== WHAT YOU WILL DO ==
Check each line below for the word "summary" and give the number of lines that have it, nothing more.

== RECORDS TO USE ==

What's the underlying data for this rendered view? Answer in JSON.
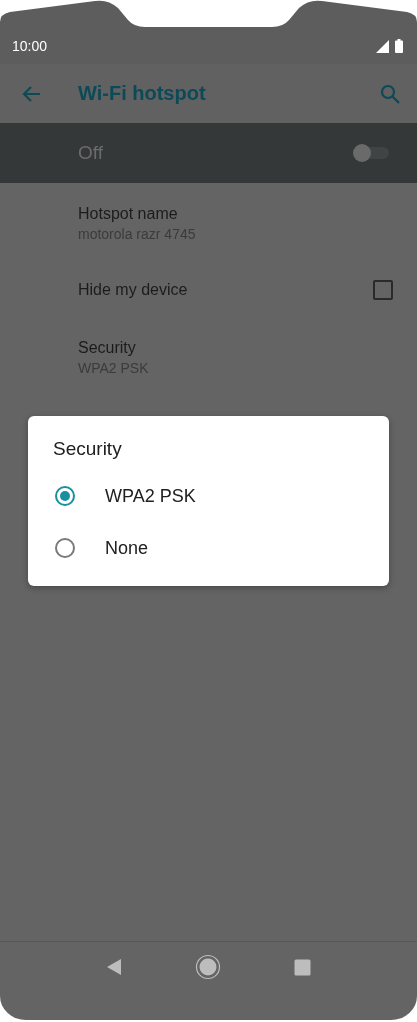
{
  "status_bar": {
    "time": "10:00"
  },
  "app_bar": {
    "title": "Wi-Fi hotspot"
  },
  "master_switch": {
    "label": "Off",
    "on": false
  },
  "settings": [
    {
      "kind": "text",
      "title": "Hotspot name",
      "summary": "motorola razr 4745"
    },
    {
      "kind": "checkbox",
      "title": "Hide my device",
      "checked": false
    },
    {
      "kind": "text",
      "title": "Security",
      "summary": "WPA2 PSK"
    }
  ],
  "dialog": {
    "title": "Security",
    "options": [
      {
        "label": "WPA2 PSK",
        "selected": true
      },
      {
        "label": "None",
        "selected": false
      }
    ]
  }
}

== FINAL RESULT ==
2